DIRECTIONS: Review the material line by line. Identify and copy every line that contains the string "Тавреньгский".

-- BEGIN SUPPLIED MATERIAL --

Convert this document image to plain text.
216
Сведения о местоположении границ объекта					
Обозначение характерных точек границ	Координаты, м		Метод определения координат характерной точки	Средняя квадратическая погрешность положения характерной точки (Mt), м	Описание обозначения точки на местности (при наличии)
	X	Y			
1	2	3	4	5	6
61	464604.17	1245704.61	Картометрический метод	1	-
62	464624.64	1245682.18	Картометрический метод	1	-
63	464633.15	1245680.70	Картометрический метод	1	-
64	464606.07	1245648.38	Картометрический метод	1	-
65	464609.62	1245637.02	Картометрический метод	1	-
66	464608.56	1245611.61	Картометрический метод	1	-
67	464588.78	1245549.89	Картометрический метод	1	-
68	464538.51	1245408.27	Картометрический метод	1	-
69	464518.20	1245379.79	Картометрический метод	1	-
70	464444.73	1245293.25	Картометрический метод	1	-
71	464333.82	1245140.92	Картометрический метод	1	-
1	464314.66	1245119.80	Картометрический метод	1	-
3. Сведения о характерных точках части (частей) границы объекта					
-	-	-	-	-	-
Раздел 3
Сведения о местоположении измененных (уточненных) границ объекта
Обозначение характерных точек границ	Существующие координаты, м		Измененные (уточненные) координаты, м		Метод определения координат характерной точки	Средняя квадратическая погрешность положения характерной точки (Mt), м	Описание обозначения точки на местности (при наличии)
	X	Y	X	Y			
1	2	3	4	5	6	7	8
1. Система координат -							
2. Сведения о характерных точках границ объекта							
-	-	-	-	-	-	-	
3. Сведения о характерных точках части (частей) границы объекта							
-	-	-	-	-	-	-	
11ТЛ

-- END SUPPLIED MATERIAL --
-- BEGIN SUPPLIED MATERIAL --

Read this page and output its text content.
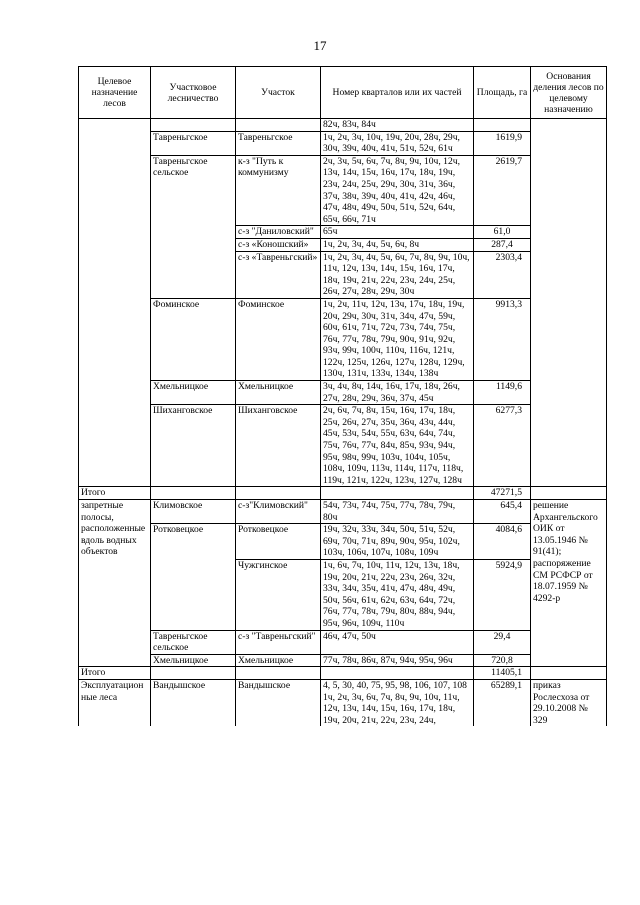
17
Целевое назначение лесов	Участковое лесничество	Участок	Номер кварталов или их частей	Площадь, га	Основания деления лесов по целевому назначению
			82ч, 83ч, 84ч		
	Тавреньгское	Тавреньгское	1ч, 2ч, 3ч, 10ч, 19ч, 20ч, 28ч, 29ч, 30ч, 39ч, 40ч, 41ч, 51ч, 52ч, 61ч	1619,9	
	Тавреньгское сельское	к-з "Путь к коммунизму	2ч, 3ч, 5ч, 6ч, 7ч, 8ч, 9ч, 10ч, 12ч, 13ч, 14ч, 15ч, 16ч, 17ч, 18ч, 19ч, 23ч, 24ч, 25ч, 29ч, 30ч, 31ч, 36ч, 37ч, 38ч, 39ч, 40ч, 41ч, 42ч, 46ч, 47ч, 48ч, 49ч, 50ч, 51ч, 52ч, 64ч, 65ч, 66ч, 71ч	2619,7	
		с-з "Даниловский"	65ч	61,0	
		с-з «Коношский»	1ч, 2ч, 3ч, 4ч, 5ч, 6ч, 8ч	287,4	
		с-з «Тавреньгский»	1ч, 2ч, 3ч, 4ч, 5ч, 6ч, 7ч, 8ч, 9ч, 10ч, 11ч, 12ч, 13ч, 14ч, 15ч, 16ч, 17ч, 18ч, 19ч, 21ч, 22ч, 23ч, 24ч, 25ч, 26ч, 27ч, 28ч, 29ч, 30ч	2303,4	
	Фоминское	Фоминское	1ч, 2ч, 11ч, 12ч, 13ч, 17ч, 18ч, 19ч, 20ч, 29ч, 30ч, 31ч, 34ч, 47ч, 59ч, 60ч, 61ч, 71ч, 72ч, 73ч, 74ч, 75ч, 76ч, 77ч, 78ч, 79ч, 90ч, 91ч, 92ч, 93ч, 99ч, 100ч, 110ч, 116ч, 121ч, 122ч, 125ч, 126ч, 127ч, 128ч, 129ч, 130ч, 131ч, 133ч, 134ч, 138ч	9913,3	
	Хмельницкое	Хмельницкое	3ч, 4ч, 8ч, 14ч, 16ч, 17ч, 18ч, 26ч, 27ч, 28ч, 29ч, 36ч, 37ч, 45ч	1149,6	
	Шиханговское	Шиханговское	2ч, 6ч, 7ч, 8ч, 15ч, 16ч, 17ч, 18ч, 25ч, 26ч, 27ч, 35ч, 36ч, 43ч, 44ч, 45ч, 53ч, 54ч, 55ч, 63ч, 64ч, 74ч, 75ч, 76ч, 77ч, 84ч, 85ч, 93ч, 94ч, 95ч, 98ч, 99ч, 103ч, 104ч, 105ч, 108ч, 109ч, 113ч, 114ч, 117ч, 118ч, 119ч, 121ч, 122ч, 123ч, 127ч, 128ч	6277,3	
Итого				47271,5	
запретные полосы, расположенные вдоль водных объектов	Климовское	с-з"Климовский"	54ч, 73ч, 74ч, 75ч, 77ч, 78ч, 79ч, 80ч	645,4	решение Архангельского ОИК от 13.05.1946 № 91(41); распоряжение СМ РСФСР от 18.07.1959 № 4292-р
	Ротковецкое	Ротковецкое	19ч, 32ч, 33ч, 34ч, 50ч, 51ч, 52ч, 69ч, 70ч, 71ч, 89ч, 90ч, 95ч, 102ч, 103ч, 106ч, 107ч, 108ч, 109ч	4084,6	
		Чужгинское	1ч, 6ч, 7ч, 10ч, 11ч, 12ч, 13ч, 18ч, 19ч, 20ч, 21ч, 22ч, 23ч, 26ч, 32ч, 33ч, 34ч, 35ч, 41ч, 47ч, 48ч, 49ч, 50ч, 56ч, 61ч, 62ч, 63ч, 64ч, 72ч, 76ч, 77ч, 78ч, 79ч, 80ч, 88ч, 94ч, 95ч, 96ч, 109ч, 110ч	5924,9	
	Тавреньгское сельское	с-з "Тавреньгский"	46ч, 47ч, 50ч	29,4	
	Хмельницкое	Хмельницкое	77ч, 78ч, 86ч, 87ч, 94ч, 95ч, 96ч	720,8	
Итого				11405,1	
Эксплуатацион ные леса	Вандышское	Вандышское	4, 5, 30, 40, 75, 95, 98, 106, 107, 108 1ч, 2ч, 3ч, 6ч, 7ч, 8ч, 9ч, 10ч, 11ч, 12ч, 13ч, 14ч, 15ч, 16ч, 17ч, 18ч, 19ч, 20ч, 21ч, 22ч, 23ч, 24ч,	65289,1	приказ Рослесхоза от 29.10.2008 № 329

-- END SUPPLIED MATERIAL --

ANSWER TO THIS PROBLEM:
		с-з «Тавреньгский»	1ч, 2ч, 3ч, 4ч, 5ч, 6ч, 7ч, 8ч, 9ч, 10ч, 11ч, 12ч, 13ч, 14ч, 15ч, 16ч, 17ч, 18ч, 19ч, 21ч, 22ч, 23ч, 24ч, 25ч, 26ч, 27ч, 28ч, 29ч, 30ч	2303,4	
	Тавреньгское сельское	с-з "Тавреньгский"	46ч, 47ч, 50ч	29,4	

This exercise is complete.